Copy out every line in which the string "нанесли" occurs.

________________

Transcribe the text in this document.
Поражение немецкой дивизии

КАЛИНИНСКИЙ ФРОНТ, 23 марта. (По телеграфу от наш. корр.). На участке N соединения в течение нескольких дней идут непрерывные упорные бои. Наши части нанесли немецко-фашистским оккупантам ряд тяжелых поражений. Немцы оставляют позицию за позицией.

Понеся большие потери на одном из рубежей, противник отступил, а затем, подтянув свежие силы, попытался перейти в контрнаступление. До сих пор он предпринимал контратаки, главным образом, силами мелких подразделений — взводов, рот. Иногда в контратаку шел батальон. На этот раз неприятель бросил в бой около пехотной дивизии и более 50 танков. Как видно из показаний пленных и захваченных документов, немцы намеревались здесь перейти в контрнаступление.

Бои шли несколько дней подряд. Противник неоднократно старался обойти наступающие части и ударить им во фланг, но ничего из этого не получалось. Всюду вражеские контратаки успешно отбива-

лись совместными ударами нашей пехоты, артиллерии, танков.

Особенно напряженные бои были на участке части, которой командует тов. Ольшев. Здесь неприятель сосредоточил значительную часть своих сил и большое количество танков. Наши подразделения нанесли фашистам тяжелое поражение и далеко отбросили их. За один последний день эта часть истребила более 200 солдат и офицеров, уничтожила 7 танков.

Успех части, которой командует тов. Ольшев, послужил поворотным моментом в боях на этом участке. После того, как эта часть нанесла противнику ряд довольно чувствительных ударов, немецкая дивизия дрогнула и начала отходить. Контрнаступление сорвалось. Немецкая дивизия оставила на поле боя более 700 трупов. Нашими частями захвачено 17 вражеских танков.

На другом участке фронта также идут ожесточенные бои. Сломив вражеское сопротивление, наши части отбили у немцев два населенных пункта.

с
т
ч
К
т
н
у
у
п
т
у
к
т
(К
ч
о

________________

→ THE ANSWER
КАЛИНИНСКИЙ ФРОНТ, 23 марта. (По телеграфу от наш. корр.). На участке N соединения в течение нескольких дней идут непрерывные упорные бои. Наши части нанесли немецко-фашистским оккупантам ряд тяжелых поражений. Немцы оставляют позицию за позицией.
Особенно напряженные бои были на участке части, которой командует тов. Ольшев. Здесь неприятель сосредоточил значительную часть своих сил и большое количество танков. Наши подразделения нанесли фашистам тяжелое поражение и далеко отбросили их. За один последний день эта часть истребила более 200 солдат и офицеров, уничтожила 7 танков.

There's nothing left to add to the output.